[SET EXERCISE]
Lift out all lines below that contain "Tanzania".

========

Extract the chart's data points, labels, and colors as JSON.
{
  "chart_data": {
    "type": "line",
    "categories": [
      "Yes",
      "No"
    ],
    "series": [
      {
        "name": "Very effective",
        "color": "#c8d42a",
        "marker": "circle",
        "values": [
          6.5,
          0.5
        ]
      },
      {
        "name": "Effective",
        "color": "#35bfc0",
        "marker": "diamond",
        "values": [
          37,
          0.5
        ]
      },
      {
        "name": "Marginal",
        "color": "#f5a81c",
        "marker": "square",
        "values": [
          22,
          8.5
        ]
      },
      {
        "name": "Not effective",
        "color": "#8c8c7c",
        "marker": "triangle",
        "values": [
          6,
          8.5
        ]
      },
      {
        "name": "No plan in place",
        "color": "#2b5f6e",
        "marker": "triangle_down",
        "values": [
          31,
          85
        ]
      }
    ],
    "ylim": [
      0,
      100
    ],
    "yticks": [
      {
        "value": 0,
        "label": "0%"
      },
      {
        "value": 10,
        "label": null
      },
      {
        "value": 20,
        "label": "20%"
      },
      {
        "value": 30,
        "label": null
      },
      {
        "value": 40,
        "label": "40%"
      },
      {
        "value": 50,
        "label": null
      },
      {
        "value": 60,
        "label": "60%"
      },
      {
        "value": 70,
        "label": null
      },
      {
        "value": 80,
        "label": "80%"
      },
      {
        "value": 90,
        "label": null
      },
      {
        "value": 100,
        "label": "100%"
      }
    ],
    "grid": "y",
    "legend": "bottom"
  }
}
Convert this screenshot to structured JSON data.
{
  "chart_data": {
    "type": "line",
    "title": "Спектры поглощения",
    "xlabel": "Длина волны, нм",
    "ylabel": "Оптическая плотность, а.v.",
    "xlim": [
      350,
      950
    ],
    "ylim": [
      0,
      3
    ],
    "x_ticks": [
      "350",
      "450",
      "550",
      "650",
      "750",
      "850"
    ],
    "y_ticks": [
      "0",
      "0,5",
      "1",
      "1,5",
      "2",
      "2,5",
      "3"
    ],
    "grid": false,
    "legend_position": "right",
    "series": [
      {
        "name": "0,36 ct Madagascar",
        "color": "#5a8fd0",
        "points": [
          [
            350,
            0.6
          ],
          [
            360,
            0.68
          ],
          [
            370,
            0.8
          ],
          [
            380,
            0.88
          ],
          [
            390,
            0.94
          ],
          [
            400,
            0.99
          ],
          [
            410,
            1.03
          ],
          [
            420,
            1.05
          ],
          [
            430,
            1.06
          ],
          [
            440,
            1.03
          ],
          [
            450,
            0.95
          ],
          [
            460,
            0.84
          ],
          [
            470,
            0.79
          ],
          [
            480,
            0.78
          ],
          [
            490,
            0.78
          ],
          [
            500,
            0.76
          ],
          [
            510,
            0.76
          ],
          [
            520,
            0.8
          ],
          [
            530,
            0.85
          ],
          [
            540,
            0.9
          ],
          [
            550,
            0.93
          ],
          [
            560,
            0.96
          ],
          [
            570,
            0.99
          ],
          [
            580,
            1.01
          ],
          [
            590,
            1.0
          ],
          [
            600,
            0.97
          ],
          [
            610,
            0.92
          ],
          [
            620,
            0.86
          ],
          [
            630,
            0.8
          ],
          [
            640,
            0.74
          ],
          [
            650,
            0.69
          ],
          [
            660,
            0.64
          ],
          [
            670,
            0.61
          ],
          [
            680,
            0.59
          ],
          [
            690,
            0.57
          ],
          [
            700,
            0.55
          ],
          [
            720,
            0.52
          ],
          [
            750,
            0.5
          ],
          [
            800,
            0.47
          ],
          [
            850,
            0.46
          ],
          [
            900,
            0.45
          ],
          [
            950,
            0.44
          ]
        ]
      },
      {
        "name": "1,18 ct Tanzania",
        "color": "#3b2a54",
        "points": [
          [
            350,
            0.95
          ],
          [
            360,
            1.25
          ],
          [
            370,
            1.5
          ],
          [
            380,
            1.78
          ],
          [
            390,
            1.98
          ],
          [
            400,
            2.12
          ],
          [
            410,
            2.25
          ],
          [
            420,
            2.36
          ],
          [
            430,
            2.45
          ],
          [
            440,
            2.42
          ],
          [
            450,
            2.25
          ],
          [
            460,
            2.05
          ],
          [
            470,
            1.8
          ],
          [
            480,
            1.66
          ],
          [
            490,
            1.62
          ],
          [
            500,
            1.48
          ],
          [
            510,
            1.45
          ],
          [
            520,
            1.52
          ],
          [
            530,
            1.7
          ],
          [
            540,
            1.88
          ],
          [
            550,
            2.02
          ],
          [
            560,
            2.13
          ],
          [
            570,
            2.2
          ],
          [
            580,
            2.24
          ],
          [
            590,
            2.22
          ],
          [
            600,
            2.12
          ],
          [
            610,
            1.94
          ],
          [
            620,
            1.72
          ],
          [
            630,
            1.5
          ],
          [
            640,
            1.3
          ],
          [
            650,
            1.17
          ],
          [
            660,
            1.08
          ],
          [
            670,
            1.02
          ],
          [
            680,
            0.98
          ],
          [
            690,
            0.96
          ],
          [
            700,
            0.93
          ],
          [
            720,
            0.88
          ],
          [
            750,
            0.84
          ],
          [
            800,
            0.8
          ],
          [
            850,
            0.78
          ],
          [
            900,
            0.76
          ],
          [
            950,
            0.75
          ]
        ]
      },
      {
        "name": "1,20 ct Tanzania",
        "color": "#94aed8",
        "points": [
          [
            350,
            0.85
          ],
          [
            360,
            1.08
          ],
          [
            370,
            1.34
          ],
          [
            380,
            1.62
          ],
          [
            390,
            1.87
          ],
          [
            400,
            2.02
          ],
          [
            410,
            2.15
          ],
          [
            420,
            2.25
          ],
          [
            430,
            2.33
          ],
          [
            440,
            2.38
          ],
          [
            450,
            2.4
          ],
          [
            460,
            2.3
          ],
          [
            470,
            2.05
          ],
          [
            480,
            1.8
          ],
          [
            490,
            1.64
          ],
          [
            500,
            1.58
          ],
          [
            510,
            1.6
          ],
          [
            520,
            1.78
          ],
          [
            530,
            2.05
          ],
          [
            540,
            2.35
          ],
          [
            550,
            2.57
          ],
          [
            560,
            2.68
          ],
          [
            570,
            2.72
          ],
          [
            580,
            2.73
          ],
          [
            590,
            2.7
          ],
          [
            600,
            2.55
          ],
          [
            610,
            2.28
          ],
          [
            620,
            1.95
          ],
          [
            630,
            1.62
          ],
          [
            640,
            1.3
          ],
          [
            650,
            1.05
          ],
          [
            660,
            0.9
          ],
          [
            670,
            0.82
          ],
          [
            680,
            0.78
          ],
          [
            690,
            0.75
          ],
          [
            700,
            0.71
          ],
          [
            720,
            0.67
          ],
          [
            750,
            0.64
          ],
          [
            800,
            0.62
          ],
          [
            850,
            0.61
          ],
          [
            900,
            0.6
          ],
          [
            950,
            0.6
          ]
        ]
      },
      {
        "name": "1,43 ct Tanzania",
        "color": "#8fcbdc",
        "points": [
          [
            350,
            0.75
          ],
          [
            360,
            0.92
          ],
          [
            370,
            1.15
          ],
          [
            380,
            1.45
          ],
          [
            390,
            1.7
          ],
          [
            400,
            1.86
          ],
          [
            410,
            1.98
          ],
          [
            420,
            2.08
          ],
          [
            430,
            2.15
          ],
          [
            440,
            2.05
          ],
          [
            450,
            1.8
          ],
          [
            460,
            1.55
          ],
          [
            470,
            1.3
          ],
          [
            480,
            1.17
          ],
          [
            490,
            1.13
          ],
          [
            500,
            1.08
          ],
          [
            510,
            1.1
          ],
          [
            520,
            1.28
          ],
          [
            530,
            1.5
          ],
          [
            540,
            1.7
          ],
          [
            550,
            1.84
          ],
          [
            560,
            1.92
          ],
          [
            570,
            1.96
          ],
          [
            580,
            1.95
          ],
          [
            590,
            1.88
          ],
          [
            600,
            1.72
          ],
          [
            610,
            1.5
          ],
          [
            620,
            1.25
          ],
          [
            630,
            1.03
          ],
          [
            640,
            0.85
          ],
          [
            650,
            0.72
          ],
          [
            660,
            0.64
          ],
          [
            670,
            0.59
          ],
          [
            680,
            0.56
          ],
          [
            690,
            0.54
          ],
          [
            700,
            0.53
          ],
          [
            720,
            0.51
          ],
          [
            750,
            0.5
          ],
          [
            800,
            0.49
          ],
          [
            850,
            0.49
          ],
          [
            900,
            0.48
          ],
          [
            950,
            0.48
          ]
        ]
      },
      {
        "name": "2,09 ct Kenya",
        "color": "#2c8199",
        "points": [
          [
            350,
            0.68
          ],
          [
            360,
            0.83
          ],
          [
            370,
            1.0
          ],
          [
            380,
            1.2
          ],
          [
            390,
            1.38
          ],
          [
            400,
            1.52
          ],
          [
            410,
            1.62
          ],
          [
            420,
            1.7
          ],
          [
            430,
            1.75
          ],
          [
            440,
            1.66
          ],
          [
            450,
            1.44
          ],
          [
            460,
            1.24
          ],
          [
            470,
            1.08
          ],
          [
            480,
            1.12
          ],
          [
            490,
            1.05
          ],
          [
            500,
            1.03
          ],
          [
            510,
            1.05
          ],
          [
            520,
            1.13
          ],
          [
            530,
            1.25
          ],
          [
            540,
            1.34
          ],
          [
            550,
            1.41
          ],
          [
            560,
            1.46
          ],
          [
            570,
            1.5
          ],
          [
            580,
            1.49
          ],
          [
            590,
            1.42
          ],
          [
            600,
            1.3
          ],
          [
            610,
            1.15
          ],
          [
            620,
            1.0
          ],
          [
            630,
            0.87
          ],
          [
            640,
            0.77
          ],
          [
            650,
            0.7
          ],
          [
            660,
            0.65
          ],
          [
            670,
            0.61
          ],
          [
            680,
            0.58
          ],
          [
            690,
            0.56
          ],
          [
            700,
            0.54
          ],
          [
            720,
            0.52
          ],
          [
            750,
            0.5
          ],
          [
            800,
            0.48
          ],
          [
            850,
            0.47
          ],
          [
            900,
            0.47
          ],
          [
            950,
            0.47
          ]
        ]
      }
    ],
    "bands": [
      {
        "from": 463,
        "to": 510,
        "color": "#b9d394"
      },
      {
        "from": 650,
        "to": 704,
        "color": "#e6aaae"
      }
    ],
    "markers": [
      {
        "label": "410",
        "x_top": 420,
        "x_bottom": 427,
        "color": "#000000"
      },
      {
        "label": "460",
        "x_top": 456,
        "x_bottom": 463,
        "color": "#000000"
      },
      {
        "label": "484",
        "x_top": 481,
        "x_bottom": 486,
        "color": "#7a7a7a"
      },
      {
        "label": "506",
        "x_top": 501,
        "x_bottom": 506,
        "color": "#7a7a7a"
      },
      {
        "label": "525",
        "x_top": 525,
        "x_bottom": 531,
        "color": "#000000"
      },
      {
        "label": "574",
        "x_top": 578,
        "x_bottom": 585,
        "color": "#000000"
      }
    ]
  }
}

========

[ANSWER TO THIS PROBLEM]
        "name": "1,18 ct Tanzania",
        "name": "1,20 ct Tanzania",
        "name": "1,43 ct Tanzania",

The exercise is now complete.